• **TASK INSTRUCTIONS**
Scan the entries below and report only how many lines contain "optional".

• **GIVEN RECORDS**
# # # #
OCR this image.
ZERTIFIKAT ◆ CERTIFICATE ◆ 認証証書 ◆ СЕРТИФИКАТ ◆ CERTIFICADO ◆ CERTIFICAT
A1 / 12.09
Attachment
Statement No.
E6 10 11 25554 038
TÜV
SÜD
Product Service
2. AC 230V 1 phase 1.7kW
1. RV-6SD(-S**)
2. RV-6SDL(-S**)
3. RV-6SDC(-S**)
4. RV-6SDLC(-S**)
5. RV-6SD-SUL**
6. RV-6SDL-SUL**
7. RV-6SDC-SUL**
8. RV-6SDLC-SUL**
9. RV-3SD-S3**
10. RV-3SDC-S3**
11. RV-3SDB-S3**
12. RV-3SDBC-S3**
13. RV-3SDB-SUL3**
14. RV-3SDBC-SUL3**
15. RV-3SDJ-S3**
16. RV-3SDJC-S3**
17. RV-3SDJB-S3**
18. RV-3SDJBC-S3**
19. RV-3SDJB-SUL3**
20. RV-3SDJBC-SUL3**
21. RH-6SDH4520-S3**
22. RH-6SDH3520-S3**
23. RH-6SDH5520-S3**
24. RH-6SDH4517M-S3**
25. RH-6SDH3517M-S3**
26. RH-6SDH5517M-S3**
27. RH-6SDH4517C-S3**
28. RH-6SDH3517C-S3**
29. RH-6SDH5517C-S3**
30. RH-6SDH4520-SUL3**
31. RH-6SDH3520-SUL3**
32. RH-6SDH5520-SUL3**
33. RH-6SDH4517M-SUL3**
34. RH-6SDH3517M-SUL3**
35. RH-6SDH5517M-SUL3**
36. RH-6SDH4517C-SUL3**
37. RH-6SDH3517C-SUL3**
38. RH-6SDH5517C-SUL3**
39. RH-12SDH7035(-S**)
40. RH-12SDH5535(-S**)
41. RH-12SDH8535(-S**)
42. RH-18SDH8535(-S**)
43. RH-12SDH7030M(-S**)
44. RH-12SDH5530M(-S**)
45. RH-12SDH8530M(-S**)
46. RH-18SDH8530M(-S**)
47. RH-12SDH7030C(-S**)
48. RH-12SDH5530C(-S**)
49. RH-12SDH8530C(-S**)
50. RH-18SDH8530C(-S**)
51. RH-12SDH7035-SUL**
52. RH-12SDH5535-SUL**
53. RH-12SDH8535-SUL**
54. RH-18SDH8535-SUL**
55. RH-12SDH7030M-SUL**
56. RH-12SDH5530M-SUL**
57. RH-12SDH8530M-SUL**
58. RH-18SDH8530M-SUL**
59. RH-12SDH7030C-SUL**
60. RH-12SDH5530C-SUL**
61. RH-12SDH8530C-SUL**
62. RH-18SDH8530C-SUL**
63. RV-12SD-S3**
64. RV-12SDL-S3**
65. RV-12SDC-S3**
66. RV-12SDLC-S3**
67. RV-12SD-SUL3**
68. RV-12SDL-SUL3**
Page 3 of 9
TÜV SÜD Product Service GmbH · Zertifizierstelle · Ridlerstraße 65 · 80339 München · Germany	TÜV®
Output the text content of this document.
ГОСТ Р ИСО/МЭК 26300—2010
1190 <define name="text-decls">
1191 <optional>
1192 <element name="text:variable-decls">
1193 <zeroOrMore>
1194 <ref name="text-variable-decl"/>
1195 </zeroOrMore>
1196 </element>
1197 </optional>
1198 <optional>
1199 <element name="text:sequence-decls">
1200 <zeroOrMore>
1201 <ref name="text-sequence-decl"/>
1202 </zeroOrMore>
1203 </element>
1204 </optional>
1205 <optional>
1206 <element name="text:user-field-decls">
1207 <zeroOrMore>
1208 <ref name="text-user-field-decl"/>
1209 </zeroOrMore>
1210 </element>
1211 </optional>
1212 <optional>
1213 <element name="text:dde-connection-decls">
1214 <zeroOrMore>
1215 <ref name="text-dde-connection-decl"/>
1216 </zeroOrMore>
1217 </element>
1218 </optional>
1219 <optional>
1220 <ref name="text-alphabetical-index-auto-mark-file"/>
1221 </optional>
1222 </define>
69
# # # #
• **SOLVED EXERCISE**
10